Request
Omit all images. Transcribe the rest of the material below exactly.

Stored data
......

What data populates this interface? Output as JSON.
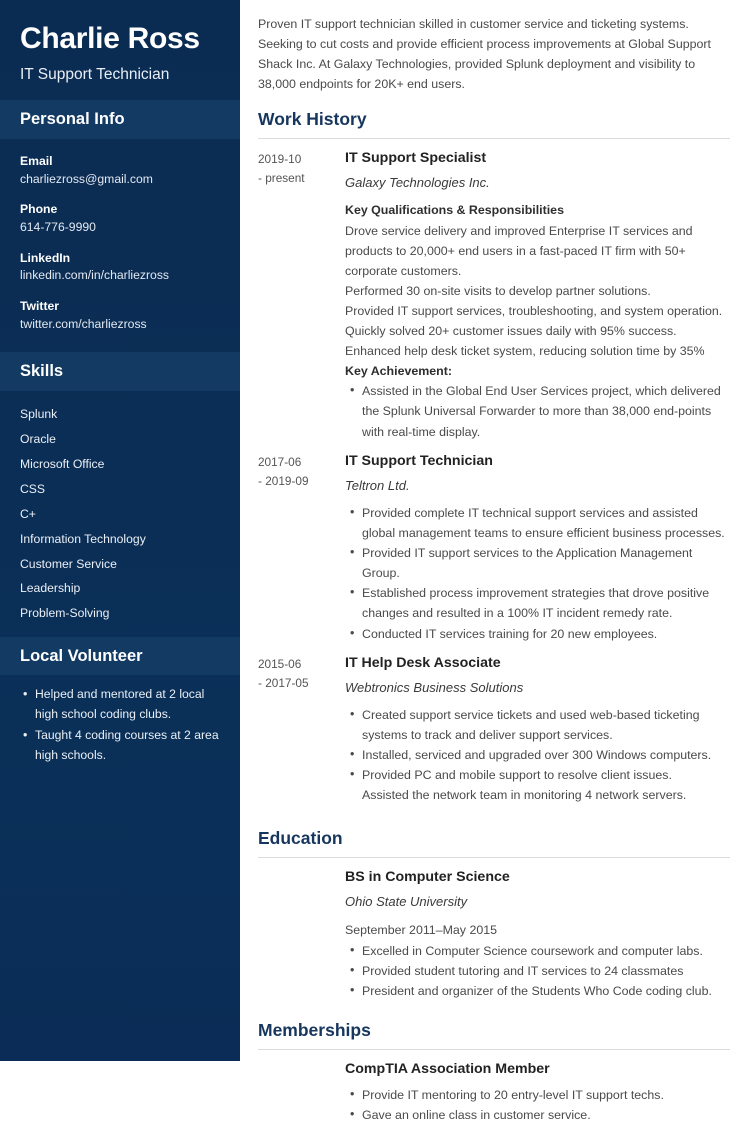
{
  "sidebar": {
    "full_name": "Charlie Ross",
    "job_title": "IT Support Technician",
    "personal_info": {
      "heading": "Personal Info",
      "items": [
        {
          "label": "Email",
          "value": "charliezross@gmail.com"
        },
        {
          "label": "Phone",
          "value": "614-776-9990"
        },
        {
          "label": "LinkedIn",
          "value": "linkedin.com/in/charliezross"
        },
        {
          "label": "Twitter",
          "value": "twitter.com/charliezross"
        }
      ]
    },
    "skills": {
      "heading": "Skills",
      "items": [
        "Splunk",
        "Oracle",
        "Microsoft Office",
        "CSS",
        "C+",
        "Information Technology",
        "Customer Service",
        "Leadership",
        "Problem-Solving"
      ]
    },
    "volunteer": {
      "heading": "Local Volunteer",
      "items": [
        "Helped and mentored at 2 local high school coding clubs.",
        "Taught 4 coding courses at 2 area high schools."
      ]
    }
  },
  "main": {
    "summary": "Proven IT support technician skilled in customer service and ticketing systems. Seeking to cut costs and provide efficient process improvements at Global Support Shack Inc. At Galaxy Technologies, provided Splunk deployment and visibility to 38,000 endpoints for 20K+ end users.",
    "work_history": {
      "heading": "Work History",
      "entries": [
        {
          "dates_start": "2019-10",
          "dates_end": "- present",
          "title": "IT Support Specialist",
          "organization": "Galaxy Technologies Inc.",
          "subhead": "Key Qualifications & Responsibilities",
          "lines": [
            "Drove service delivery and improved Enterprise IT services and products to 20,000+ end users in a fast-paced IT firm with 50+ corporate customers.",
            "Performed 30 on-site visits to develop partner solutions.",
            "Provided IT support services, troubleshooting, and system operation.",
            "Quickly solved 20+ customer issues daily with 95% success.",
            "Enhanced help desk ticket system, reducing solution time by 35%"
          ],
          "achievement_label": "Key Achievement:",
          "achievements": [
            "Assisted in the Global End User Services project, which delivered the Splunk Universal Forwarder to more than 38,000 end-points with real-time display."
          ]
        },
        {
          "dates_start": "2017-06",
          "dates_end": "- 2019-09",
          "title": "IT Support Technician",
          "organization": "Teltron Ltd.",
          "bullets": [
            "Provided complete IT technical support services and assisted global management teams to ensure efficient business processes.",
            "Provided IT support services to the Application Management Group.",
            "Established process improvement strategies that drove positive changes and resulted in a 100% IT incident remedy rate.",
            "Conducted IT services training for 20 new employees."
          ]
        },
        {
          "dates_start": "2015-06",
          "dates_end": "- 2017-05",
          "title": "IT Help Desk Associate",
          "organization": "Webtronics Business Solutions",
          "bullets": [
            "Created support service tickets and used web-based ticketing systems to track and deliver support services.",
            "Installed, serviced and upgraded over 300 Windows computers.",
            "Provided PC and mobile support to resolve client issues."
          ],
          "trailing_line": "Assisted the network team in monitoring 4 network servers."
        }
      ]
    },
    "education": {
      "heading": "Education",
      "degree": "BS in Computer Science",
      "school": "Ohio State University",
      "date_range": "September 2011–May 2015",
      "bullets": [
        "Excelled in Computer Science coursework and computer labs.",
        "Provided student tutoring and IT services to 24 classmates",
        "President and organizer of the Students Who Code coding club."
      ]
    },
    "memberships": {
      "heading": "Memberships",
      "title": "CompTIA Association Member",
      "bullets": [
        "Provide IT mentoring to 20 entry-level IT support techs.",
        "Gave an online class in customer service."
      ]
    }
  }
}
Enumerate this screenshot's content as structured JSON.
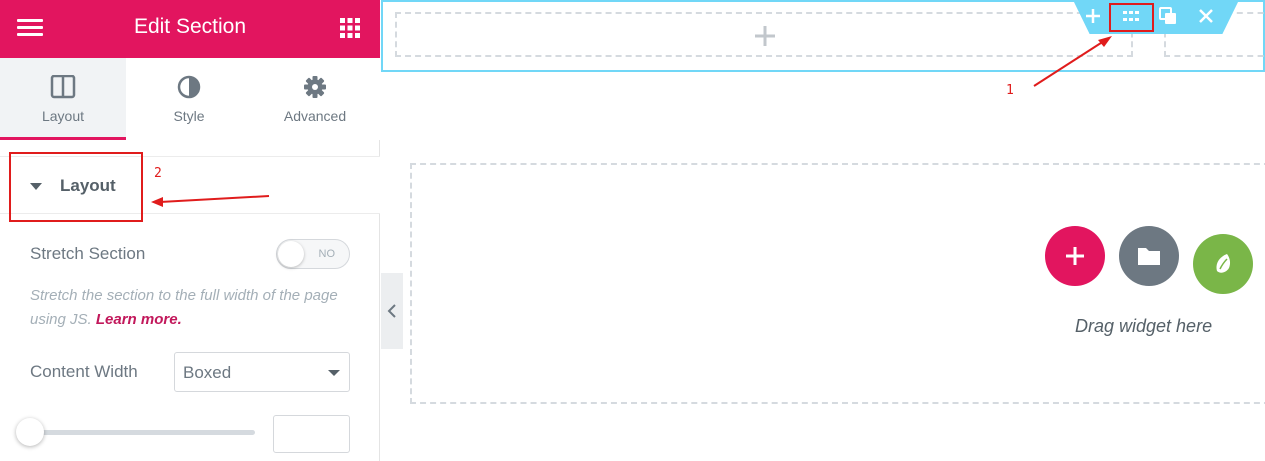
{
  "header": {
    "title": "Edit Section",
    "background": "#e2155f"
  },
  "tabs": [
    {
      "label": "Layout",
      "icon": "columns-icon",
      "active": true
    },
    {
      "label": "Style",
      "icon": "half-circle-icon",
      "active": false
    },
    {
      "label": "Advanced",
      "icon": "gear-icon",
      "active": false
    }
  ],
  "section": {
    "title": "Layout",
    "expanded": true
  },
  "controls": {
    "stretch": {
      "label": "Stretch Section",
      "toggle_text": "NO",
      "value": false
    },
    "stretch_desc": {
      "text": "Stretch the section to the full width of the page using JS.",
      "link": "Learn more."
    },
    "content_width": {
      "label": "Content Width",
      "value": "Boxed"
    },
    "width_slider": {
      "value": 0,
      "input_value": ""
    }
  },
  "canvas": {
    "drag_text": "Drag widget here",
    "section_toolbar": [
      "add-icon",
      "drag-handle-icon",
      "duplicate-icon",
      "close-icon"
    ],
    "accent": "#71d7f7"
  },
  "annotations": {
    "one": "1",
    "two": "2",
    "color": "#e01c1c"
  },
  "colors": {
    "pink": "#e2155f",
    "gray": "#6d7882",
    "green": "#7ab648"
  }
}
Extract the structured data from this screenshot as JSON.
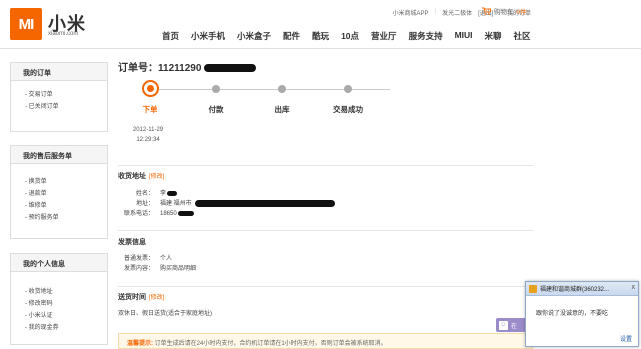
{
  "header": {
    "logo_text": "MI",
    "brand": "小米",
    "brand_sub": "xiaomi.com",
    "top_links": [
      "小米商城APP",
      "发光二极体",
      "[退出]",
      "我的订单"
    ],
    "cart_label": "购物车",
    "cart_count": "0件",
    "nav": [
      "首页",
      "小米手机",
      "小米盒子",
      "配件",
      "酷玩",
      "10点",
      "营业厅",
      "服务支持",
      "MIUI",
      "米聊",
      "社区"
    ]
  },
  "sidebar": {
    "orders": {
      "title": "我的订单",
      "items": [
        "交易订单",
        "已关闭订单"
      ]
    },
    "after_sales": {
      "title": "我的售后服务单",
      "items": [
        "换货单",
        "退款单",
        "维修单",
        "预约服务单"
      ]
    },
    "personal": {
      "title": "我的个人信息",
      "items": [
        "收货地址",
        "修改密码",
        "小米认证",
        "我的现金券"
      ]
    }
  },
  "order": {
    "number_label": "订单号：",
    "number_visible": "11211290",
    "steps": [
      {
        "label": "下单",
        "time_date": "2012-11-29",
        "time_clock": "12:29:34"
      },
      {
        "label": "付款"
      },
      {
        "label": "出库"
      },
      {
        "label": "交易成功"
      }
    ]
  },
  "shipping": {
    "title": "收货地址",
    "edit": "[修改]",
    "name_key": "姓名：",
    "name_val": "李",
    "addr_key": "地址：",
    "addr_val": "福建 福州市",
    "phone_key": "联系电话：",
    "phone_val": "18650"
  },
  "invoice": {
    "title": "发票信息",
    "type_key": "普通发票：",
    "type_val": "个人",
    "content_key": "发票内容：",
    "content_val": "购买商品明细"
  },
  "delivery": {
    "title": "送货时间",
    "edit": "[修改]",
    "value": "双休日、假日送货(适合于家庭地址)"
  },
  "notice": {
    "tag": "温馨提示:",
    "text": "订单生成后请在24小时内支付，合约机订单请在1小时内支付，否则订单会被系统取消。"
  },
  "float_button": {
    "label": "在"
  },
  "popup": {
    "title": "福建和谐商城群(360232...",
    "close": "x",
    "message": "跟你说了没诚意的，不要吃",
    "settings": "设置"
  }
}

......

Result for this exercise
What data populates this interface? Output as JSON.
{
  "sidebar": {
    "full_name": "Charlie Ross",
    "job_title": "IT Support Technician",
    "personal_info": {
      "heading": "Personal Info",
      "items": [
        {
          "label": "Email",
          "value": "charliezross@gmail.com"
        },
        {
          "label": "Phone",
          "value": "614-776-9990"
        },
        {
          "label": "LinkedIn",
          "value": "linkedin.com/in/charliezross"
        },
        {
          "label": "Twitter",
          "value": "twitter.com/charliezross"
        }
      ]
    },
    "skills": {
      "heading": "Skills",
      "items": [
        "Splunk",
        "Oracle",
        "Microsoft Office",
        "CSS",
        "C+",
        "Information Technology",
        "Customer Service",
        "Leadership",
        "Problem-Solving"
      ]
    },
    "volunteer": {
      "heading": "Local Volunteer",
      "items": [
        "Helped and mentored at 2 local high school coding clubs.",
        "Taught 4 coding courses at 2 area high schools."
      ]
    }
  },
  "main": {
    "summary": "Proven IT support technician skilled in customer service and ticketing systems. Seeking to cut costs and provide efficient process improvements at Global Support Shack Inc. At Galaxy Technologies, provided Splunk deployment and visibility to 38,000 endpoints for 20K+ end users.",
    "work_history": {
      "heading": "Work History",
      "entries": [
        {
          "dates_start": "2019-10",
          "dates_end": "- present",
          "title": "IT Support Specialist",
          "organization": "Galaxy Technologies Inc.",
          "subhead": "Key Qualifications & Responsibilities",
          "lines": [
            "Drove service delivery and improved Enterprise IT services and products to 20,000+ end users in a fast-paced IT firm with 50+ corporate customers.",
            "Performed 30 on-site visits to develop partner solutions.",
            "Provided IT support services, troubleshooting, and system operation.",
            "Quickly solved 20+ customer issues daily with 95% success.",
            "Enhanced help desk ticket system, reducing solution time by 35%"
          ],
          "achievement_label": "Key Achievement:",
          "achievements": [
            "Assisted in the Global End User Services project, which delivered the Splunk Universal Forwarder to more than 38,000 end-points with real-time display."
          ]
        },
        {
          "dates_start": "2017-06",
          "dates_end": "- 2019-09",
          "title": "IT Support Technician",
          "organization": "Teltron Ltd.",
          "bullets": [
            "Provided complete IT technical support services and assisted global management teams to ensure efficient business processes.",
            "Provided IT support services to the Application Management Group.",
            "Established process improvement strategies that drove positive changes and resulted in a 100% IT incident remedy rate.",
            "Conducted IT services training for 20 new employees."
          ]
        },
        {
          "dates_start": "2015-06",
          "dates_end": "- 2017-05",
          "title": "IT Help Desk Associate",
          "organization": "Webtronics Business Solutions",
          "bullets": [
            "Created support service tickets and used web-based ticketing systems to track and deliver support services.",
            "Installed, serviced and upgraded over 300 Windows computers.",
            "Provided PC and mobile support to resolve client issues."
          ],
          "trailing_line": "Assisted the network team in monitoring 4 network servers."
        }
      ]
    },
    "education": {
      "heading": "Education",
      "degree": "BS in Computer Science",
      "school": "Ohio State University",
      "date_range": "September 2011–May 2015",
      "bullets": [
        "Excelled in Computer Science coursework and computer labs.",
        "Provided student tutoring and IT services to 24 classmates",
        "President and organizer of the Students Who Code coding club."
      ]
    },
    "memberships": {
      "heading": "Memberships",
      "title": "CompTIA Association Member",
      "bullets": [
        "Provide IT mentoring to 20 entry-level IT support techs.",
        "Gave an online class in customer service."
      ]
    }
  }
}
Enumerate this screenshot's content as structured JSON.
{
  "header": {
    "title": "Edit Section",
    "background": "#e2155f"
  },
  "tabs": [
    {
      "label": "Layout",
      "icon": "columns-icon",
      "active": true
    },
    {
      "label": "Style",
      "icon": "half-circle-icon",
      "active": false
    },
    {
      "label": "Advanced",
      "icon": "gear-icon",
      "active": false
    }
  ],
  "section": {
    "title": "Layout",
    "expanded": true
  },
  "controls": {
    "stretch": {
      "label": "Stretch Section",
      "toggle_text": "NO",
      "value": false
    },
    "stretch_desc": {
      "text": "Stretch the section to the full width of the page using JS.",
      "link": "Learn more."
    },
    "content_width": {
      "label": "Content Width",
      "value": "Boxed"
    },
    "width_slider": {
      "value": 0,
      "input_value": ""
    }
  },
  "canvas": {
    "drag_text": "Drag widget here",
    "section_toolbar": [
      "add-icon",
      "drag-handle-icon",
      "duplicate-icon",
      "close-icon"
    ],
    "accent": "#71d7f7"
  },
  "annotations": {
    "one": "1",
    "two": "2",
    "color": "#e01c1c"
  },
  "colors": {
    "pink": "#e2155f",
    "gray": "#6d7882",
    "green": "#7ab648"
  }
}
Extract the structured data from this screenshot as JSON.
{
  "header": {
    "logo_text": "MI",
    "brand": "小米",
    "brand_sub": "xiaomi.com",
    "top_links": [
      "小米商城APP",
      "发光二极体",
      "[退出]",
      "我的订单"
    ],
    "cart_label": "购物车",
    "cart_count": "0件",
    "nav": [
      "首页",
      "小米手机",
      "小米盒子",
      "配件",
      "酷玩",
      "10点",
      "营业厅",
      "服务支持",
      "MIUI",
      "米聊",
      "社区"
    ]
  },
  "sidebar": {
    "orders": {
      "title": "我的订单",
      "items": [
        "交易订单",
        "已关闭订单"
      ]
    },
    "after_sales": {
      "title": "我的售后服务单",
      "items": [
        "换货单",
        "退款单",
        "维修单",
        "预约服务单"
      ]
    },
    "personal": {
      "title": "我的个人信息",
      "items": [
        "收货地址",
        "修改密码",
        "小米认证",
        "我的现金券"
      ]
    }
  },
  "order": {
    "number_label": "订单号：",
    "number_visible": "11211290",
    "steps": [
      {
        "label": "下单",
        "time_date": "2012-11-29",
        "time_clock": "12:29:34"
      },
      {
        "label": "付款"
      },
      {
        "label": "出库"
      },
      {
        "label": "交易成功"
      }
    ]
  },
  "shipping": {
    "title": "收货地址",
    "edit": "[修改]",
    "name_key": "姓名：",
    "name_val": "李",
    "addr_key": "地址：",
    "addr_val": "福建 福州市",
    "phone_key": "联系电话：",
    "phone_val": "18650"
  },
  "invoice": {
    "title": "发票信息",
    "type_key": "普通发票：",
    "type_val": "个人",
    "content_key": "发票内容：",
    "content_val": "购买商品明细"
  },
  "delivery": {
    "title": "送货时间",
    "edit": "[修改]",
    "value": "双休日、假日送货(适合于家庭地址)"
  },
  "notice": {
    "tag": "温馨提示:",
    "text": "订单生成后请在24小时内支付，合约机订单请在1小时内支付，否则订单会被系统取消。"
  },
  "float_button": {
    "label": "在"
  },
  "popup": {
    "title": "福建和谐商城群(360232...",
    "close": "x",
    "message": "跟你说了没诚意的，不要吃",
    "settings": "设置"
  }
}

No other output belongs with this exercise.